> [Description of the task]:
Transcribe these rows exactly as they appear, from the line with "table-cell: 117 — [713, 648, 743, 678]" up to and including the line with "table-cell: 228 — [771, 677, 800, 707]".

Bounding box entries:
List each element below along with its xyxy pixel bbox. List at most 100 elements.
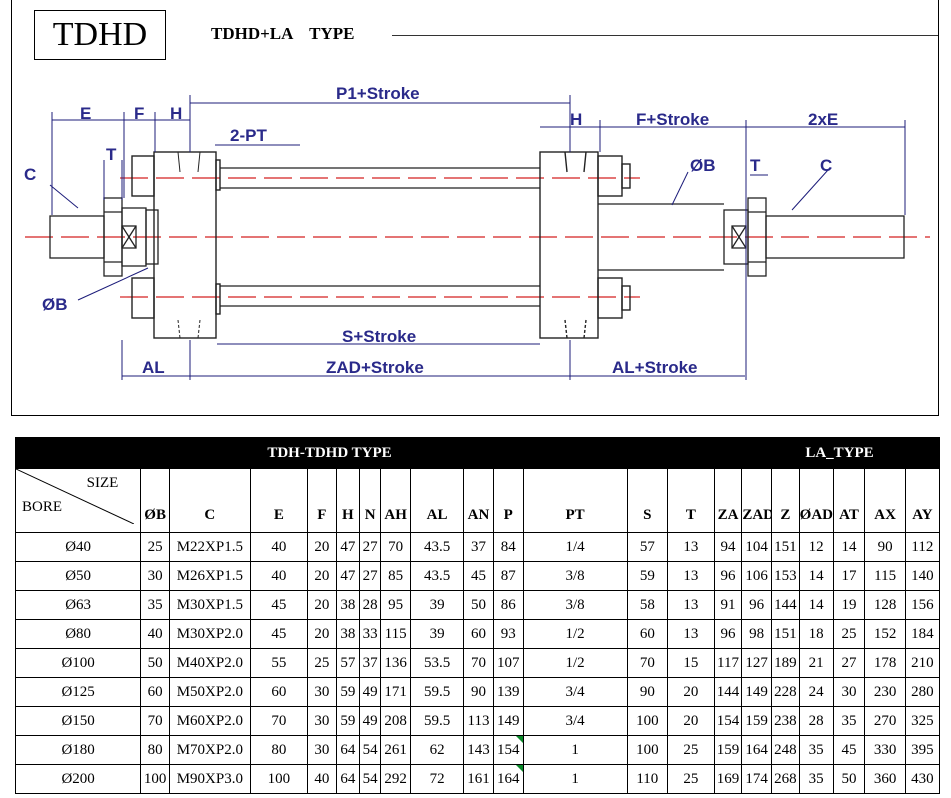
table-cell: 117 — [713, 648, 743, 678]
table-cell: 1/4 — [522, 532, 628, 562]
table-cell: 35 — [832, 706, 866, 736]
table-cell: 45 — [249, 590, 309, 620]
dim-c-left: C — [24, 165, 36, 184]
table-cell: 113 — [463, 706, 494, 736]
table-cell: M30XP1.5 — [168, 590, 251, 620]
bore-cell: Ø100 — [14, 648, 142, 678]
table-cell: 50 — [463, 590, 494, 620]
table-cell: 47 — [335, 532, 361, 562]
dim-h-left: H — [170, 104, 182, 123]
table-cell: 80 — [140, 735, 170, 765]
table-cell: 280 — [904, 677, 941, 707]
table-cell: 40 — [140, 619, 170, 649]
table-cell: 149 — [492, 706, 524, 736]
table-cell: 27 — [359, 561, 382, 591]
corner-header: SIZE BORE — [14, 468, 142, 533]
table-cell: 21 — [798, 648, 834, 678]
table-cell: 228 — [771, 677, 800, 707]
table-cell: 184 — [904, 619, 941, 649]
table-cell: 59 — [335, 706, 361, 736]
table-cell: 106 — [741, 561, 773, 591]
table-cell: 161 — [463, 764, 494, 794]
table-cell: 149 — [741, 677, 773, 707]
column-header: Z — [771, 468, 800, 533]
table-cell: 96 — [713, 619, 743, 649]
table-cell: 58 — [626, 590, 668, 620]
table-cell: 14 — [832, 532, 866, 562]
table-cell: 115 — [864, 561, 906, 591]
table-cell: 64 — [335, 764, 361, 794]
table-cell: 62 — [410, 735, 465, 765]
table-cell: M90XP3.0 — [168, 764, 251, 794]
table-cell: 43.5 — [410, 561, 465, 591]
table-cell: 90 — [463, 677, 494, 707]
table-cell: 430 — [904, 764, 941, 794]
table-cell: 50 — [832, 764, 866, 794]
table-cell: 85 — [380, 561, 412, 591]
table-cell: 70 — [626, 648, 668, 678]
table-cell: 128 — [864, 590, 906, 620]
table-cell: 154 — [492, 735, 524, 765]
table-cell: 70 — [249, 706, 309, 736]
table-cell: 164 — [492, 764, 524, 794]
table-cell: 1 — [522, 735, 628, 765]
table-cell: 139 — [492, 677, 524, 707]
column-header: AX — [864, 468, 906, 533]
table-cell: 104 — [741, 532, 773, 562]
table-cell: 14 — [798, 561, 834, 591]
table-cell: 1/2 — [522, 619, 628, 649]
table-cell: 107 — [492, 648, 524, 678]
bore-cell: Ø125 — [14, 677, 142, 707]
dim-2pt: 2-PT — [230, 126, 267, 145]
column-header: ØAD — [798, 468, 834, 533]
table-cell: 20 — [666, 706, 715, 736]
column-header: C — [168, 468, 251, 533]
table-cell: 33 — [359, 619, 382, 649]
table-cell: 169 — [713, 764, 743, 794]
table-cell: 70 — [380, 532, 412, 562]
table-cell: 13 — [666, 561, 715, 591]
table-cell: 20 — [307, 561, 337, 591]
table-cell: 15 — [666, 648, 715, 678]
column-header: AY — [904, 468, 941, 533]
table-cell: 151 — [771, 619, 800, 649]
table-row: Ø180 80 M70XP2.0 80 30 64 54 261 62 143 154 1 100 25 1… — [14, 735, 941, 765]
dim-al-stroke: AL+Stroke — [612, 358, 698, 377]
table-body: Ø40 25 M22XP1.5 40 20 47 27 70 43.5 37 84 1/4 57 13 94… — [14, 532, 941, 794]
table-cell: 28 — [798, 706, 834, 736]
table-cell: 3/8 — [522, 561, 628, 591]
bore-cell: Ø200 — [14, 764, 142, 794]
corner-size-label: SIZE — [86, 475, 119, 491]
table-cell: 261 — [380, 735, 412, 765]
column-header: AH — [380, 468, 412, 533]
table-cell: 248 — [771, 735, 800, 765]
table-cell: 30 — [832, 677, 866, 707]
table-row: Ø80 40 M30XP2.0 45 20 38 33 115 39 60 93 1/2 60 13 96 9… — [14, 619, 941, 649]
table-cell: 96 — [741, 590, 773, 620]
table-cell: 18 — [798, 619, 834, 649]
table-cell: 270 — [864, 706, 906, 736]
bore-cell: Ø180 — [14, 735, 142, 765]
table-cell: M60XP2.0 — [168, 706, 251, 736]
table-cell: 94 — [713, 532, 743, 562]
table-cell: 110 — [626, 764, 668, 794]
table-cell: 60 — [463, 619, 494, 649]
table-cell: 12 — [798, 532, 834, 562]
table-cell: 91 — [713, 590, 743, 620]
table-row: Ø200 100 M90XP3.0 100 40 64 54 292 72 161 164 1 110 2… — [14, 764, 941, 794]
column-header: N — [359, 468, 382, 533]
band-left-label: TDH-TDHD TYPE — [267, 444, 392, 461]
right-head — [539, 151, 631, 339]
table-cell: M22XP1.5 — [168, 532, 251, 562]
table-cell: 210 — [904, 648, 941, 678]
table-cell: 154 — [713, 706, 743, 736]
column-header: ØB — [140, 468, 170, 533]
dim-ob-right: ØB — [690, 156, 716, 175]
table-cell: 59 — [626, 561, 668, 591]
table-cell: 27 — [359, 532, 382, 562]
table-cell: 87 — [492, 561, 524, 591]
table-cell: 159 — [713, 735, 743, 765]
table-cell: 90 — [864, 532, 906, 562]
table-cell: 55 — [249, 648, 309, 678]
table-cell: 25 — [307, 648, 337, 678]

---

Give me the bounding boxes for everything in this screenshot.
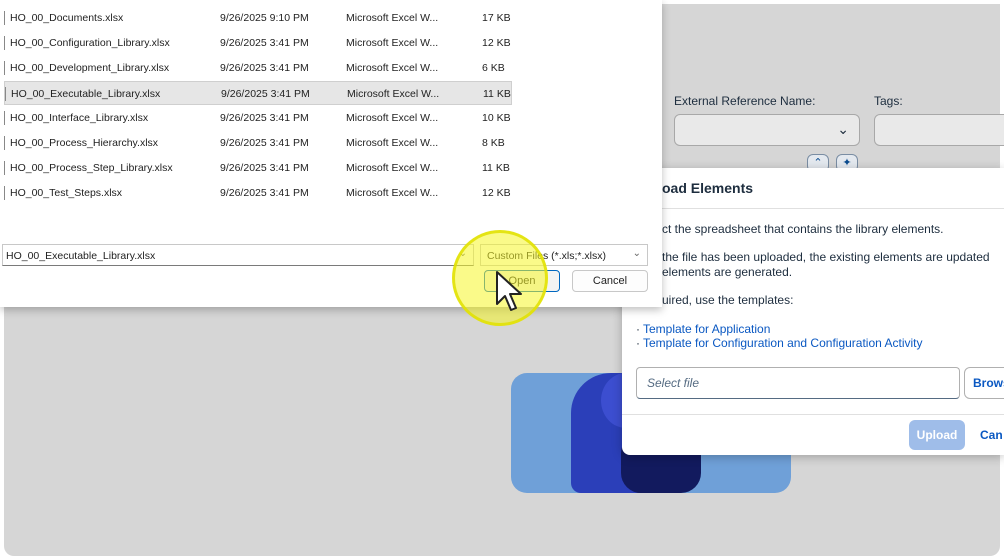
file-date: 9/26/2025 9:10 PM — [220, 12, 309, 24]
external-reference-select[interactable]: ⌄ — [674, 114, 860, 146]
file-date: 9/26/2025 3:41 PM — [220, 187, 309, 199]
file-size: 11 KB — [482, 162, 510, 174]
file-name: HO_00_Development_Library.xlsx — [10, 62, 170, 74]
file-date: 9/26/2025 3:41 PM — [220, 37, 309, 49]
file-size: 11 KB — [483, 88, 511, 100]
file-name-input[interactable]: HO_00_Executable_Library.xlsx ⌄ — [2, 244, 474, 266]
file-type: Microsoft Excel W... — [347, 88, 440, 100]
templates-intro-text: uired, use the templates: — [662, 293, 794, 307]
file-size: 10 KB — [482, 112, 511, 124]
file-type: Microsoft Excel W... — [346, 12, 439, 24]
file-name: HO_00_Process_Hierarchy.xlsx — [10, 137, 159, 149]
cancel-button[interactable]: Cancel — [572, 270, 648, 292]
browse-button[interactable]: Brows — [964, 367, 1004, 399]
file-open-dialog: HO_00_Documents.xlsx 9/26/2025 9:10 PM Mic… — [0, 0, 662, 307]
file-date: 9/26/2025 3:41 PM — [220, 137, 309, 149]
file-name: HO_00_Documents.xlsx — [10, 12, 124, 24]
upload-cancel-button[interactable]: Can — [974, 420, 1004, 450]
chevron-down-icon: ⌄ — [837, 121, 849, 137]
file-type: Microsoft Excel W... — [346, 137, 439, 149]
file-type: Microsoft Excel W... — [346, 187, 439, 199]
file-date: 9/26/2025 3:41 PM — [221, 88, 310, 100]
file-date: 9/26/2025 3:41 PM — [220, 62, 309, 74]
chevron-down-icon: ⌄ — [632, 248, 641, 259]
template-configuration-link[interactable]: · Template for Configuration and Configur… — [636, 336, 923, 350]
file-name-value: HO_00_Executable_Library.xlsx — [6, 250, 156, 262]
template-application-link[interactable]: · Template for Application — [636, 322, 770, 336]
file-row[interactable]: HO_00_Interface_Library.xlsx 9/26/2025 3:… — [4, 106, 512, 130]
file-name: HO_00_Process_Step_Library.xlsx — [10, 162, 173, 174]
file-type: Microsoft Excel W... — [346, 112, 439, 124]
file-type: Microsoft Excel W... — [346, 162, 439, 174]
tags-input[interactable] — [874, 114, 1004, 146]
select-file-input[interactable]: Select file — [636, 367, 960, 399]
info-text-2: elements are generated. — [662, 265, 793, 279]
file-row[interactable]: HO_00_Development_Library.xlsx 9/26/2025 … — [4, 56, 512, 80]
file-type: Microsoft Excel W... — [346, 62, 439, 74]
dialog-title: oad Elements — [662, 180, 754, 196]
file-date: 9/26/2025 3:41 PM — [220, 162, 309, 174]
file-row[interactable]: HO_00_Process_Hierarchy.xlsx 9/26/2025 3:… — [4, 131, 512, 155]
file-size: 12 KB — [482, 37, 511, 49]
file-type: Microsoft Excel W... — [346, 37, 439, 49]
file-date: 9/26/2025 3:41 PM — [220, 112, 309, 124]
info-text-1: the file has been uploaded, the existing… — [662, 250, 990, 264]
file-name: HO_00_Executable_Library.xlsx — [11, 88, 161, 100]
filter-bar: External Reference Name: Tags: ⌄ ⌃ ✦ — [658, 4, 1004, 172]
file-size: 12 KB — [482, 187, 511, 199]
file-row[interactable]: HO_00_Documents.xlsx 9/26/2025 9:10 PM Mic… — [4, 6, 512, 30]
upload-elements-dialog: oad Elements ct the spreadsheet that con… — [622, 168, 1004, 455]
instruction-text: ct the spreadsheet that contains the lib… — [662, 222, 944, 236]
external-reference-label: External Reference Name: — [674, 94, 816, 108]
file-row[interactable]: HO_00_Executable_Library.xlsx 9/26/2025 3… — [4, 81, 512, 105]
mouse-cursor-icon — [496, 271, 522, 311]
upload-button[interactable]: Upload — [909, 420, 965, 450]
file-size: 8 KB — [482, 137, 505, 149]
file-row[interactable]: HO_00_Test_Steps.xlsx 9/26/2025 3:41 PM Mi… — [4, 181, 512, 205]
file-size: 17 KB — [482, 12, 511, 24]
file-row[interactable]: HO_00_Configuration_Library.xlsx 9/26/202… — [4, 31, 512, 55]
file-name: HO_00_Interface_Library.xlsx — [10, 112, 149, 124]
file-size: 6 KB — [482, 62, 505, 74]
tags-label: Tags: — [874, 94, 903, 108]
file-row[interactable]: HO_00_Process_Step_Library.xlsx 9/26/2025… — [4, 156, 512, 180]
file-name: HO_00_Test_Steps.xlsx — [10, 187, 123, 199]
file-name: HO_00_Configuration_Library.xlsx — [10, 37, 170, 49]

> [Worked answer]:
table-cell: 117 — [713, 648, 743, 678]
table-cell: 1/4 — [522, 532, 628, 562]
table-cell: 35 — [832, 706, 866, 736]
table-cell: 45 — [249, 590, 309, 620]
dim-c-left: C — [24, 165, 36, 184]
table-cell: 113 — [463, 706, 494, 736]
table-cell: M30XP1.5 — [168, 590, 251, 620]
bore-cell: Ø100 — [14, 648, 142, 678]
table-cell: 50 — [463, 590, 494, 620]
table-cell: 47 — [335, 532, 361, 562]
dim-h-left: H — [170, 104, 182, 123]
table-cell: 80 — [140, 735, 170, 765]
table-cell: 280 — [904, 677, 941, 707]
table-cell: 40 — [140, 619, 170, 649]
table-cell: 149 — [492, 706, 524, 736]
table-cell: 27 — [359, 561, 382, 591]
corner-header: SIZE BORE — [14, 468, 142, 533]
table-cell: 21 — [798, 648, 834, 678]
table-cell: 228 — [771, 677, 800, 707]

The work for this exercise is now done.